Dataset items

-=-=-

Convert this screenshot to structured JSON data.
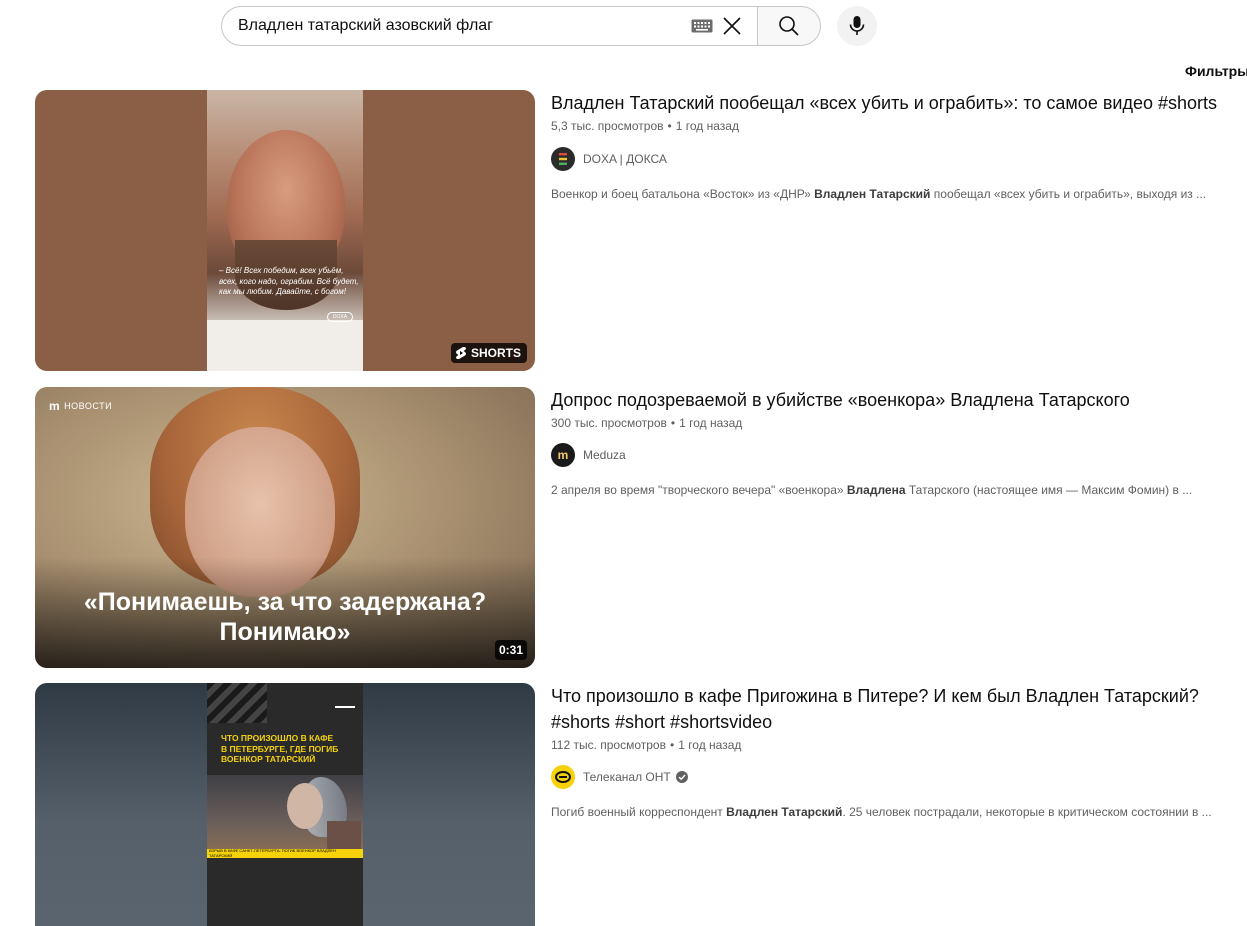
{
  "search": {
    "query": "Владлен татарский азовский флаг"
  },
  "filters_label": "Фильтры",
  "results": [
    {
      "title": "Владлен Татарский пообещал «всех убить и ограбить»: то самое видео #shorts",
      "title_line2": "",
      "views": "5,3 тыс. просмотров",
      "age": "1 год назад",
      "channel": "DOXA | ДОКСА",
      "desc_before": "Военкор и боец батальона «Восток» из «ДНР» ",
      "desc_bold": "Владлен Татарский",
      "desc_after": " пообещал «всех убить и ограбить», выходя из ...",
      "badge": "SHORTS",
      "thumb_caption": "– Всё! Всех победим, всех убьём, всех, кого надо, ограбим. Всё будет, как мы любим. Давайте, с богом!",
      "thumb_mark": "DOXA"
    },
    {
      "title": "Допрос подозреваемой в убийстве «военкора» Владлена Татарского",
      "title_line2": "",
      "views": "300 тыс. просмотров",
      "age": "1 год назад",
      "channel": "Meduza",
      "desc_before": "2 апреля во время \"творческого вечера\" «военкора» ",
      "desc_bold": "Владлена",
      "desc_after": " Татарского (настоящее имя — Максим Фомин) в ...",
      "badge": "0:31",
      "thumb_quote": "«Понимаешь, за что задержана? Понимаю»",
      "thumb_tag": "НОВОСТИ",
      "thumb_tag_logo": "m"
    },
    {
      "title": "Что произошло в кафе Пригожина в Питере? И кем был Владлен Татарский?",
      "title_line2": "#shorts #short #shortsvideo",
      "views": "112 тыс. просмотров",
      "age": "1 год назад",
      "channel": "Телеканал ОНТ",
      "desc_before": "Погиб военный корреспондент ",
      "desc_bold": "Владлен Татарский",
      "desc_after": ". 25 человек пострадали, некоторые в критическом состоянии в ...",
      "thumb_headline": "ЧТО ПРОИЗОШЛО В КАФЕ В ПЕТЕРБУРГЕ, ГДЕ ПОГИБ ВОЕНКОР ТАТАРСКИЙ",
      "thumb_ticker": "ВЗРЫВ В КАФЕ САНКТ-ПЕТЕРБУРГА: ПОГИБ ВОЕНКОР ВЛАДЛЕН ТАТАРСКИЙ"
    }
  ],
  "colors": {
    "text_primary": "#0f0f0f",
    "text_secondary": "#606060",
    "ont_yellow": "#f5d20a"
  },
  "icons": [
    "keyboard-icon",
    "clear-icon",
    "search-icon",
    "microphone-icon",
    "shorts-icon",
    "verified-icon"
  ]
}
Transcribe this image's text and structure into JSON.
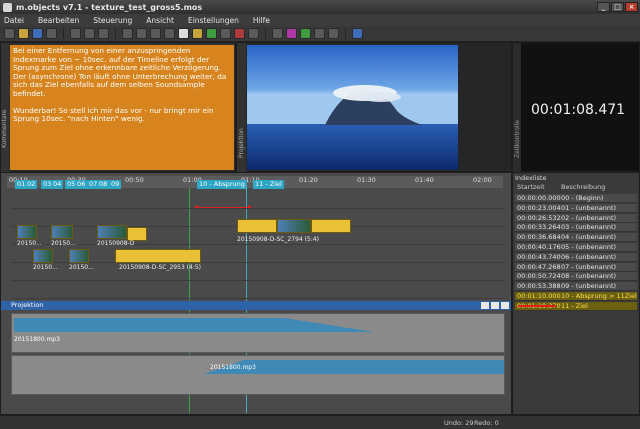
{
  "window": {
    "title": "m.objects v7.1 - texture_test_gross5.mos"
  },
  "menu": [
    "Datei",
    "Bearbeiten",
    "Steuerung",
    "Ansicht",
    "Einstellungen",
    "Hilfe"
  ],
  "panels": {
    "comments_label": "Kommentare",
    "projection_label": "Projektion",
    "timecode_label": "Zeitkontrolle"
  },
  "comment": {
    "para1": "Bei einer  Entfernung von einer anzuspringenden Indexmarke von ~ 10sec. auf der Timeline erfolgt der Sprung zum Ziel ohne erkennbare zeitliche Verzögerung.",
    "para2": "Der (asynchrone) Ton läuft ohne Unterbrechung weiter, da sich das Ziel ebenfalls auf dem selben Soundsample befindet.",
    "para3": "Wunderbar! So stell ich mir das vor - nur bringt mir ein Sprung 10sec. \"nach Hinten\" wenig."
  },
  "timecode": "00:01:08.471",
  "ruler": {
    "ticks": [
      "00:10",
      "00:20",
      "00:30",
      "00:40",
      "00:50",
      "01:00",
      "01:10",
      "01:20",
      "01:30",
      "01:40",
      "01:50",
      "02:00"
    ]
  },
  "markers": [
    "01",
    "02",
    "03",
    "04",
    "05",
    "06",
    "07",
    "08",
    "09",
    "10 - Absprung",
    "11 - Ziel"
  ],
  "clips": {
    "c1": "20150...",
    "c2": "20150...",
    "c3": "20150908-D",
    "c4": "20150...",
    "c5": "20150...",
    "c6": "20150908-D-SC_2953 (4:5)",
    "c7": "20150908-D-SC_2794 (5:4)",
    "c8": "20150908-D-SC_2937 (4:5)"
  },
  "projection_track": "Projektion",
  "audio": {
    "a1": "20151800.mp3",
    "a2": "20151800.mp3"
  },
  "index": {
    "title": "Indexliste",
    "col_time": "Startzeit",
    "col_desc": "Beschreibung",
    "rows": [
      {
        "time": "00:00:00.000",
        "desc": "00 - (Beginn)"
      },
      {
        "time": "00:00:23.004",
        "desc": "01 - (unbenannt)"
      },
      {
        "time": "00:00:26.532",
        "desc": "02 - (unbenannt)"
      },
      {
        "time": "00:00:33.264",
        "desc": "03 - (unbenannt)"
      },
      {
        "time": "00:00:36.684",
        "desc": "04 - (unbenannt)"
      },
      {
        "time": "00:00:40.176",
        "desc": "05 - (unbenannt)"
      },
      {
        "time": "00:00:43.740",
        "desc": "06 - (unbenannt)"
      },
      {
        "time": "00:00:47.268",
        "desc": "07 - (unbenannt)"
      },
      {
        "time": "00:00:50.724",
        "desc": "08 - (unbenannt)"
      },
      {
        "time": "00:00:53.388",
        "desc": "09 - (unbenannt)"
      },
      {
        "time": "00:01:10.000",
        "desc": "10 - Absprung > 11Ziel"
      },
      {
        "time": "00:01:19.370",
        "desc": "11 - Ziel"
      }
    ]
  },
  "status": {
    "undo": "Undo: 29",
    "redo": "Redo: 0"
  }
}
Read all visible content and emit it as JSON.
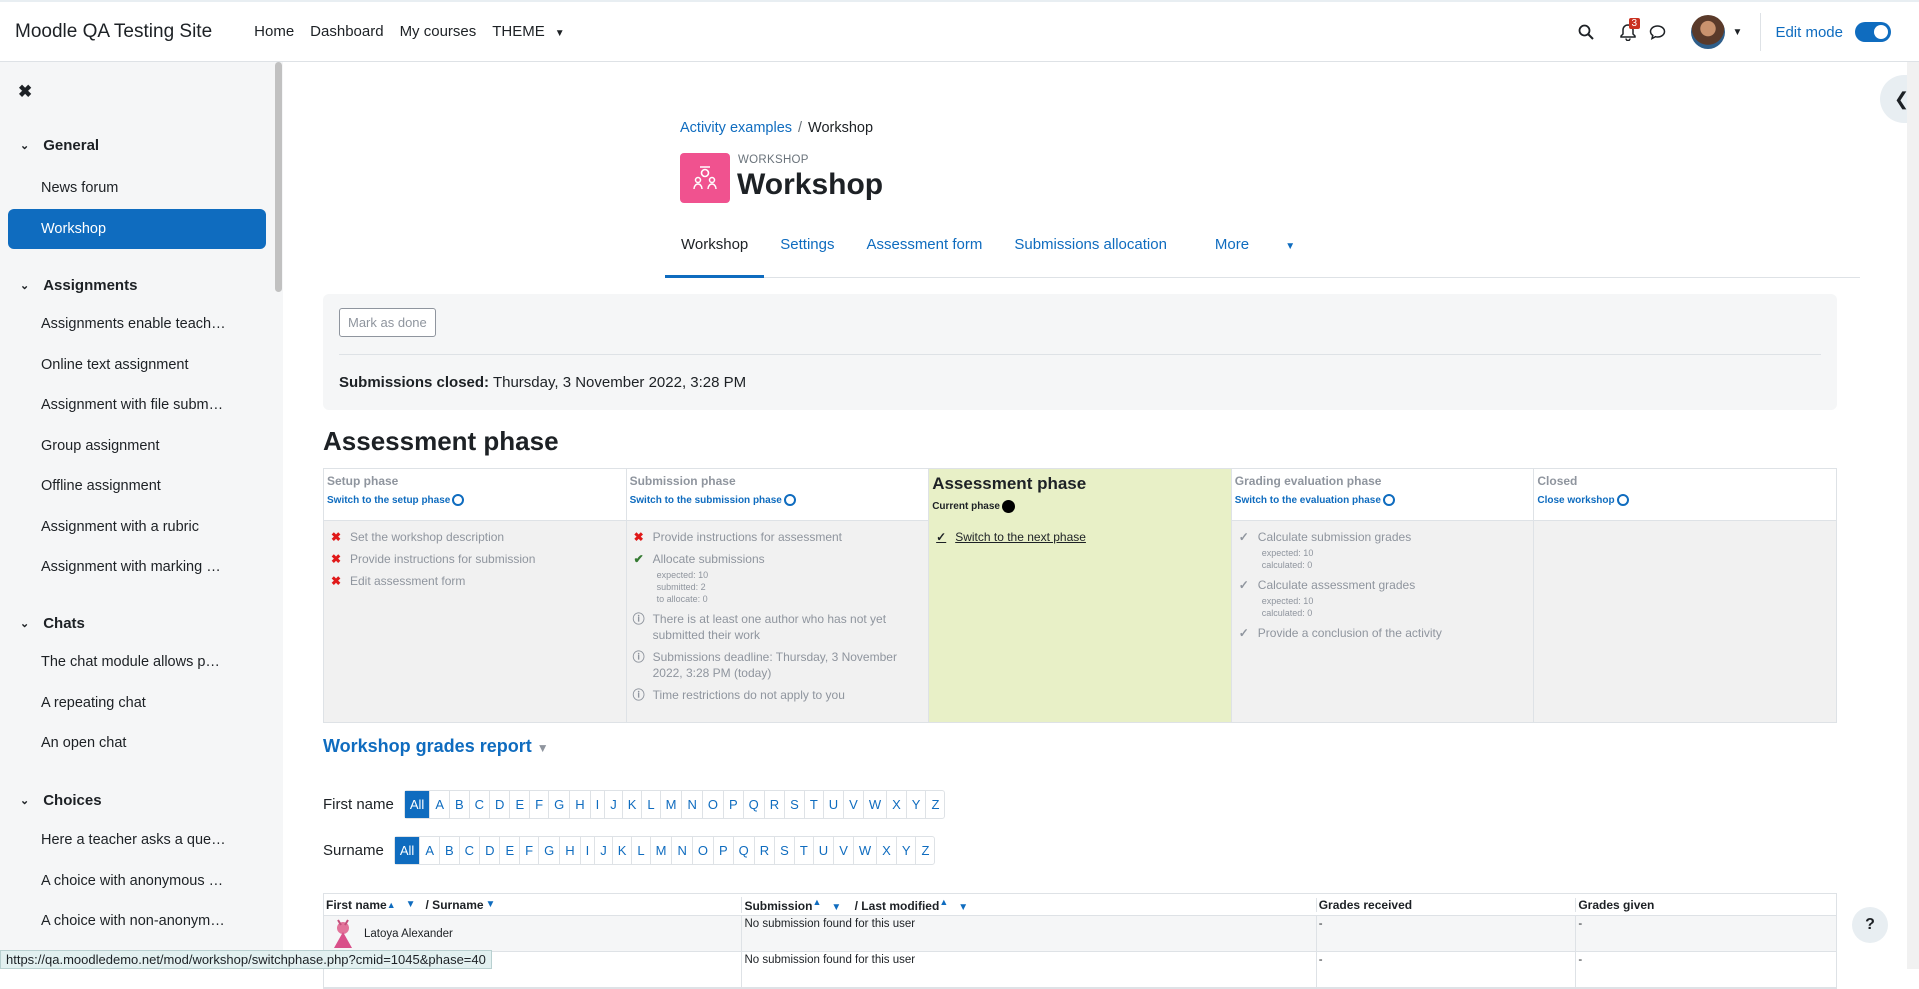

-=-=-

**TO DO:** Leave out the pictures and copy every record above exactly.

**WRITTEN REPLY:**
Convert this screenshot to structured JSON data.
{
  "search": {
    "query": "Владлен татарский азовский флаг"
  },
  "filters_label": "Фильтры",
  "results": [
    {
      "title": "Владлен Татарский пообещал «всех убить и ограбить»: то самое видео #shorts",
      "title_line2": "",
      "views": "5,3 тыс. просмотров",
      "age": "1 год назад",
      "channel": "DOXA | ДОКСА",
      "desc_before": "Военкор и боец батальона «Восток» из «ДНР» ",
      "desc_bold": "Владлен Татарский",
      "desc_after": " пообещал «всех убить и ограбить», выходя из ...",
      "badge": "SHORTS",
      "thumb_caption": "– Всё! Всех победим, всех убьём, всех, кого надо, ограбим. Всё будет, как мы любим. Давайте, с богом!",
      "thumb_mark": "DOXA"
    },
    {
      "title": "Допрос подозреваемой в убийстве «военкора» Владлена Татарского",
      "title_line2": "",
      "views": "300 тыс. просмотров",
      "age": "1 год назад",
      "channel": "Meduza",
      "desc_before": "2 апреля во время \"творческого вечера\" «военкора» ",
      "desc_bold": "Владлена",
      "desc_after": " Татарского (настоящее имя — Максим Фомин) в ...",
      "badge": "0:31",
      "thumb_quote": "«Понимаешь, за что задержана? Понимаю»",
      "thumb_tag": "НОВОСТИ",
      "thumb_tag_logo": "m"
    },
    {
      "title": "Что произошло в кафе Пригожина в Питере? И кем был Владлен Татарский?",
      "title_line2": "#shorts #short #shortsvideo",
      "views": "112 тыс. просмотров",
      "age": "1 год назад",
      "channel": "Телеканал ОНТ",
      "desc_before": "Погиб военный корреспондент ",
      "desc_bold": "Владлен Татарский",
      "desc_after": ". 25 человек пострадали, некоторые в критическом состоянии в ...",
      "thumb_headline": "ЧТО ПРОИЗОШЛО В КАФЕ В ПЕТЕРБУРГЕ, ГДЕ ПОГИБ ВОЕНКОР ТАТАРСКИЙ",
      "thumb_ticker": "ВЗРЫВ В КАФЕ САНКТ-ПЕТЕРБУРГА: ПОГИБ ВОЕНКОР ВЛАДЛЕН ТАТАРСКИЙ"
    }
  ],
  "colors": {
    "text_primary": "#0f0f0f",
    "text_secondary": "#606060",
    "ont_yellow": "#f5d20a"
  },
  "icons": [
    "keyboard-icon",
    "clear-icon",
    "search-icon",
    "microphone-icon",
    "shorts-icon",
    "verified-icon"
  ]
}
Transcribe this image's text and structure into JSON.
{
  "window": {
    "title": "m.objects v7.1 - texture_test_gross5.mos"
  },
  "menu": [
    "Datei",
    "Bearbeiten",
    "Steuerung",
    "Ansicht",
    "Einstellungen",
    "Hilfe"
  ],
  "panels": {
    "comments_label": "Kommentare",
    "projection_label": "Projektion",
    "timecode_label": "Zeitkontrolle"
  },
  "comment": {
    "para1": "Bei einer  Entfernung von einer anzuspringenden Indexmarke von ~ 10sec. auf der Timeline erfolgt der Sprung zum Ziel ohne erkennbare zeitliche Verzögerung.",
    "para2": "Der (asynchrone) Ton läuft ohne Unterbrechung weiter, da sich das Ziel ebenfalls auf dem selben Soundsample befindet.",
    "para3": "Wunderbar! So stell ich mir das vor - nur bringt mir ein Sprung 10sec. \"nach Hinten\" wenig."
  },
  "timecode": "00:01:08.471",
  "ruler": {
    "ticks": [
      "00:10",
      "00:20",
      "00:30",
      "00:40",
      "00:50",
      "01:00",
      "01:10",
      "01:20",
      "01:30",
      "01:40",
      "01:50",
      "02:00"
    ]
  },
  "markers": [
    "01",
    "02",
    "03",
    "04",
    "05",
    "06",
    "07",
    "08",
    "09",
    "10 - Absprung",
    "11 - Ziel"
  ],
  "clips": {
    "c1": "20150...",
    "c2": "20150...",
    "c3": "20150908-D",
    "c4": "20150...",
    "c5": "20150...",
    "c6": "20150908-D-SC_2953 (4:5)",
    "c7": "20150908-D-SC_2794 (5:4)",
    "c8": "20150908-D-SC_2937 (4:5)"
  },
  "projection_track": "Projektion",
  "audio": {
    "a1": "20151800.mp3",
    "a2": "20151800.mp3"
  },
  "index": {
    "title": "Indexliste",
    "col_time": "Startzeit",
    "col_desc": "Beschreibung",
    "rows": [
      {
        "time": "00:00:00.000",
        "desc": "00 - (Beginn)"
      },
      {
        "time": "00:00:23.004",
        "desc": "01 - (unbenannt)"
      },
      {
        "time": "00:00:26.532",
        "desc": "02 - (unbenannt)"
      },
      {
        "time": "00:00:33.264",
        "desc": "03 - (unbenannt)"
      },
      {
        "time": "00:00:36.684",
        "desc": "04 - (unbenannt)"
      },
      {
        "time": "00:00:40.176",
        "desc": "05 - (unbenannt)"
      },
      {
        "time": "00:00:43.740",
        "desc": "06 - (unbenannt)"
      },
      {
        "time": "00:00:47.268",
        "desc": "07 - (unbenannt)"
      },
      {
        "time": "00:00:50.724",
        "desc": "08 - (unbenannt)"
      },
      {
        "time": "00:00:53.388",
        "desc": "09 - (unbenannt)"
      },
      {
        "time": "00:01:10.000",
        "desc": "10 - Absprung > 11Ziel"
      },
      {
        "time": "00:01:19.370",
        "desc": "11 - Ziel"
      }
    ]
  },
  "status": {
    "undo": "Undo: 29",
    "redo": "Redo: 0"
  }
}
Read all visible content and emit it as JSON.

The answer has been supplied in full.